(Element and coordinate entries)
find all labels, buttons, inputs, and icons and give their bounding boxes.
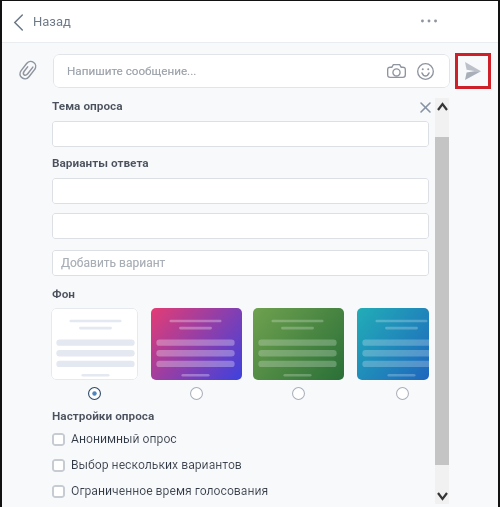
button[interactable] bbox=[52, 121, 429, 147]
button[interactable]: Camera bbox=[383, 58, 409, 84]
button[interactable]: Напишите сообщение... bbox=[53, 54, 450, 88]
staticText: Фон bbox=[52, 287, 76, 301]
button[interactable] bbox=[52, 213, 429, 239]
button[interactable]: Background style 2 bbox=[185, 382, 207, 404]
button[interactable]: More options bbox=[414, 6, 444, 36]
button[interactable]: Background style 3 bbox=[287, 382, 309, 404]
staticText: Варианты ответа bbox=[52, 156, 149, 170]
staticText: Тема опроса bbox=[52, 99, 123, 113]
button[interactable]: Close poll editor bbox=[414, 96, 436, 118]
button[interactable] bbox=[253, 308, 344, 380]
button[interactable]: Background style 1 bbox=[83, 382, 105, 404]
staticText: Назад bbox=[33, 14, 71, 29]
button[interactable]: Выбор нескольких вариантов bbox=[52, 458, 362, 472]
button[interactable]: Анонимный опрос bbox=[52, 432, 362, 446]
button[interactable]: Ограниченное время голосования bbox=[52, 484, 362, 498]
button[interactable] bbox=[357, 308, 429, 380]
button[interactable]: Attach file bbox=[12, 55, 42, 85]
staticText: Выбор нескольких вариантов bbox=[71, 458, 242, 472]
button[interactable] bbox=[51, 308, 138, 380]
button[interactable] bbox=[52, 178, 429, 204]
staticText: Добавить вариант bbox=[61, 256, 166, 270]
button[interactable]: Scroll down bbox=[435, 487, 449, 505]
staticText: Ограниченное время голосования bbox=[71, 484, 269, 498]
staticText: Анонимный опрос bbox=[71, 432, 177, 446]
button[interactable]: Scroll up bbox=[435, 98, 449, 116]
button[interactable]: Добавить вариант bbox=[52, 250, 429, 276]
button[interactable]: Emoji bbox=[412, 58, 438, 84]
button[interactable] bbox=[151, 308, 242, 380]
button[interactable]: Background style 4 bbox=[391, 382, 413, 404]
button[interactable]: Send bbox=[455, 53, 491, 89]
staticText: Напишите сообщение... bbox=[67, 64, 197, 78]
staticText: Настройки опроса bbox=[52, 409, 155, 423]
button[interactable]: Назад bbox=[8, 5, 75, 39]
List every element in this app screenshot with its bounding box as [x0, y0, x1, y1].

WORK INSTRUCTIONS> Rewrite every entry above with each "screenshot" changed to "screen capture" and nothing else altered, leaving out the pictures.

RESULT OF THE EXERCISE>
find all labels, buttons, inputs, and icons and give their bounding boxes.
button[interactable] bbox=[52, 121, 429, 147]
button[interactable]: Camera bbox=[383, 58, 409, 84]
button[interactable]: Напишите сообщение... bbox=[53, 54, 450, 88]
staticText: Фон bbox=[52, 287, 76, 301]
button[interactable] bbox=[52, 213, 429, 239]
button[interactable]: Background style 2 bbox=[185, 382, 207, 404]
button[interactable]: More options bbox=[414, 6, 444, 36]
button[interactable]: Background style 3 bbox=[287, 382, 309, 404]
staticText: Варианты ответа bbox=[52, 156, 149, 170]
staticText: Тема опроса bbox=[52, 99, 123, 113]
button[interactable]: Close poll editor bbox=[414, 96, 436, 118]
button[interactable] bbox=[253, 308, 344, 380]
button[interactable]: Background style 1 bbox=[83, 382, 105, 404]
staticText: Назад bbox=[33, 14, 71, 29]
button[interactable]: Выбор нескольких вариантов bbox=[52, 458, 362, 472]
button[interactable]: Анонимный опрос bbox=[52, 432, 362, 446]
button[interactable]: Ограниченное время голосования bbox=[52, 484, 362, 498]
button[interactable] bbox=[357, 308, 429, 380]
button[interactable]: Attach file bbox=[12, 55, 42, 85]
staticText: Выбор нескольких вариантов bbox=[71, 458, 242, 472]
button[interactable] bbox=[51, 308, 138, 380]
button[interactable] bbox=[52, 178, 429, 204]
staticText: Добавить вариант bbox=[61, 256, 166, 270]
button[interactable]: Scroll down bbox=[435, 487, 449, 505]
staticText: Ограниченное время голосования bbox=[71, 484, 269, 498]
staticText: Анонимный опрос bbox=[71, 432, 177, 446]
button[interactable]: Scroll up bbox=[435, 98, 449, 116]
button[interactable]: Добавить вариант bbox=[52, 250, 429, 276]
button[interactable]: Emoji bbox=[412, 58, 438, 84]
button[interactable] bbox=[151, 308, 242, 380]
button[interactable]: Background style 4 bbox=[391, 382, 413, 404]
button[interactable]: Send bbox=[455, 53, 491, 89]
staticText: Напишите сообщение... bbox=[67, 64, 197, 78]
staticText: Настройки опроса bbox=[52, 409, 155, 423]
button[interactable]: Назад bbox=[8, 5, 75, 39]
List every element in this app screen capture with its bounding box as [x0, y0, x1, y1].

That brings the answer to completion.